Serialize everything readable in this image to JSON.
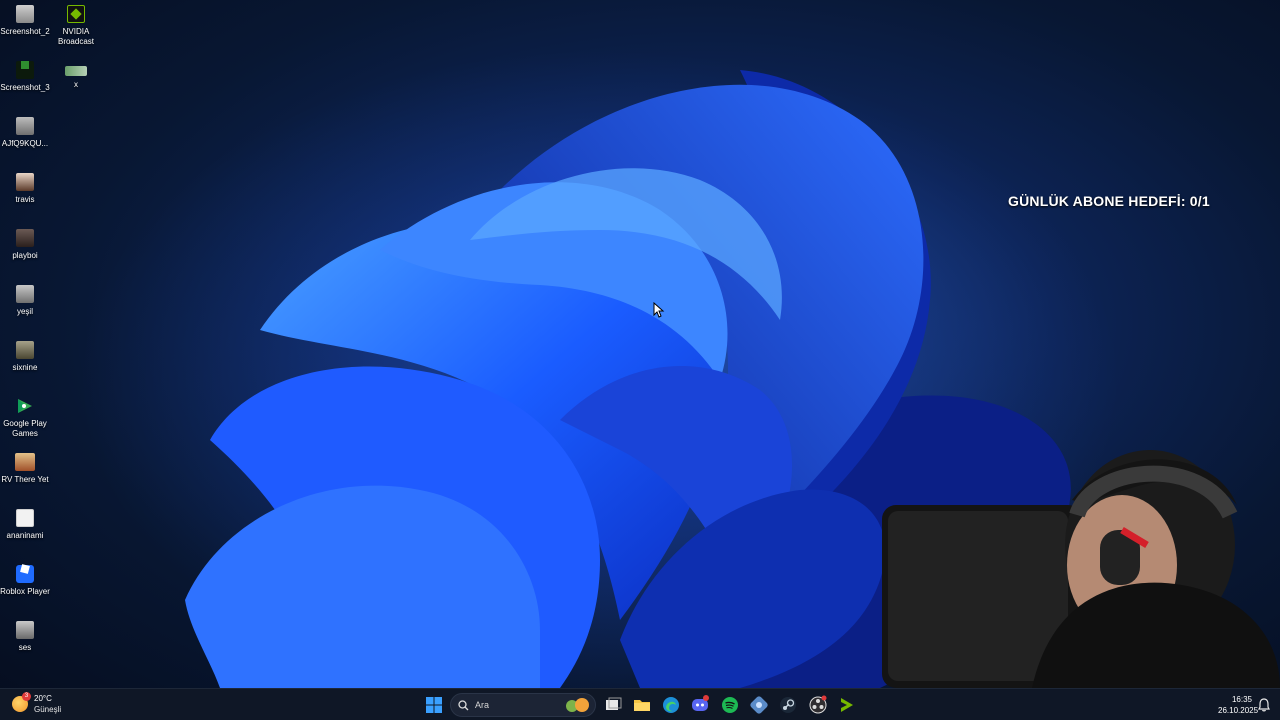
{
  "desktop": {
    "icons": [
      {
        "label": "Screenshot_2",
        "type": "photo"
      },
      {
        "label": "NVIDIA\nBroadcast",
        "type": "nvidia"
      },
      {
        "label": "Screenshot_3",
        "type": "nvidia-dark"
      },
      {
        "label": "x",
        "type": "image"
      },
      {
        "label": "AJfQ9KQU...",
        "type": "photo"
      },
      {
        "label": "travis",
        "type": "photo"
      },
      {
        "label": "playboi",
        "type": "photo"
      },
      {
        "label": "yeşil",
        "type": "photo"
      },
      {
        "label": "sixnine",
        "type": "photo"
      },
      {
        "label": "Google Play\nGames",
        "type": "play"
      },
      {
        "label": "RV There Yet",
        "type": "game"
      },
      {
        "label": "ananinami",
        "type": "doc"
      },
      {
        "label": "Roblox Player",
        "type": "roblox"
      },
      {
        "label": "ses",
        "type": "photo"
      }
    ],
    "overlay_goal": "GÜNLÜK ABONE HEDEFİ: 0/1"
  },
  "taskbar": {
    "weather": {
      "temp": "20°C",
      "condition": "Güneşli",
      "badge": "3"
    },
    "search_placeholder": "Ara",
    "apps": [
      "start-icon",
      "search-icon",
      "task-view-icon",
      "file-explorer-icon",
      "edge-icon",
      "discord-icon",
      "spotify-icon",
      "app-icon",
      "steam-icon",
      "obs-icon",
      "nvidia-icon"
    ],
    "clock": {
      "time": "16:35",
      "date": "26.10.2025"
    }
  },
  "colors": {
    "accent": "#1a5cff",
    "taskbar": "#0f1726"
  }
}
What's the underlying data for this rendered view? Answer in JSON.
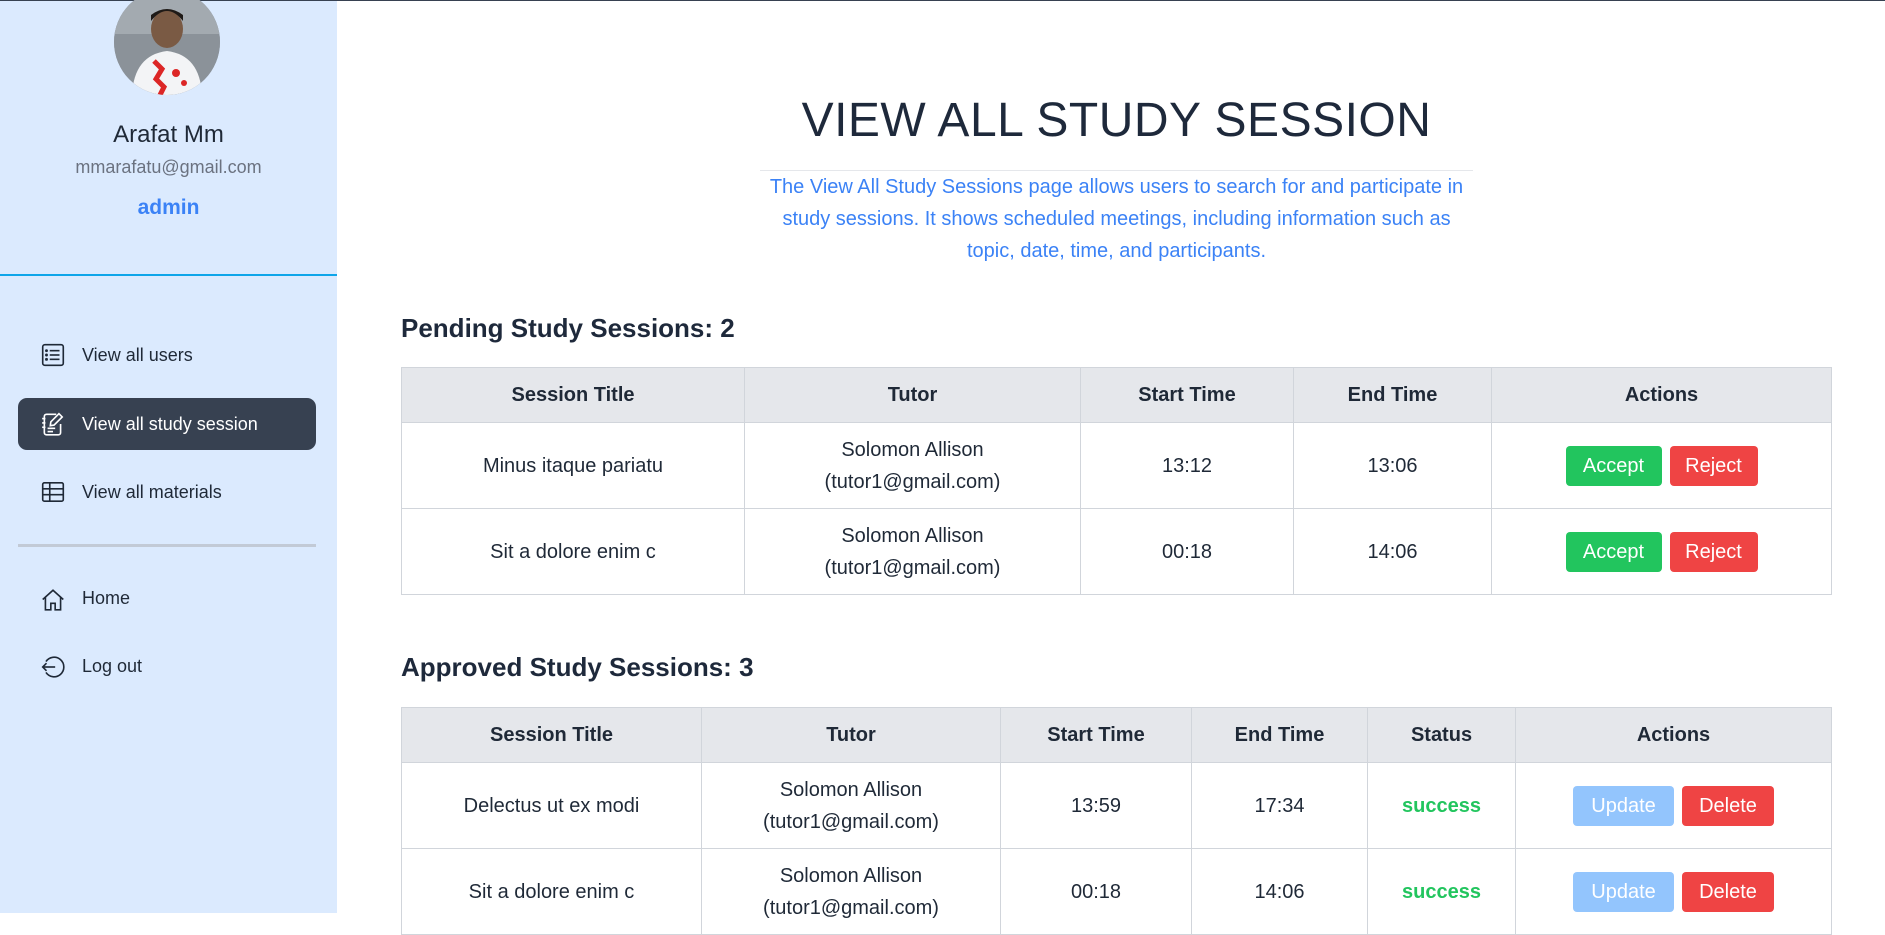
{
  "user": {
    "name": "Arafat Mm",
    "email": "mmarafatu@gmail.com",
    "role": "admin"
  },
  "sidebar": {
    "items": [
      {
        "label": "View all users",
        "icon": "list-icon"
      },
      {
        "label": "View all study session",
        "icon": "edit-note-icon",
        "active": true
      },
      {
        "label": "View all materials",
        "icon": "table-icon"
      },
      {
        "label": "Home",
        "icon": "home-icon"
      },
      {
        "label": "Log out",
        "icon": "logout-icon"
      }
    ]
  },
  "page": {
    "title": "VIEW ALL STUDY SESSION",
    "description": "The View All Study Sessions page allows users to search for and participate in study sessions. It shows scheduled meetings, including information such as topic, date, time, and participants."
  },
  "pending": {
    "heading": "Pending Study Sessions: 2",
    "columns": [
      "Session Title",
      "Tutor",
      "Start Time",
      "End Time",
      "Actions"
    ],
    "rows": [
      {
        "title": "Minus itaque pariatu",
        "tutor_name": "Solomon Allison",
        "tutor_email": "(tutor1@gmail.com)",
        "start": "13:12",
        "end": "13:06"
      },
      {
        "title": "Sit a dolore enim c",
        "tutor_name": "Solomon Allison",
        "tutor_email": "(tutor1@gmail.com)",
        "start": "00:18",
        "end": "14:06"
      }
    ],
    "accept_label": "Accept",
    "reject_label": "Reject"
  },
  "approved": {
    "heading": "Approved Study Sessions: 3",
    "columns": [
      "Session Title",
      "Tutor",
      "Start Time",
      "End Time",
      "Status",
      "Actions"
    ],
    "rows": [
      {
        "title": "Delectus ut ex modi",
        "tutor_name": "Solomon Allison",
        "tutor_email": "(tutor1@gmail.com)",
        "start": "13:59",
        "end": "17:34",
        "status": "success"
      },
      {
        "title": "Sit a dolore enim c",
        "tutor_name": "Solomon Allison",
        "tutor_email": "(tutor1@gmail.com)",
        "start": "00:18",
        "end": "14:06",
        "status": "success"
      }
    ],
    "update_label": "Update",
    "delete_label": "Delete"
  },
  "colors": {
    "sidebar_bg": "#dbeafe",
    "accent": "#3b82f6",
    "active_nav": "#374151",
    "success": "#22c55e",
    "danger": "#ef4444",
    "update": "#93c5fd"
  }
}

___

• What to work on: Track down the lines that include the word "heading" and copy them.

• Problem solution:
    "heading": "Pending Study Sessions: 2",
    "heading": "Approved Study Sessions: 3",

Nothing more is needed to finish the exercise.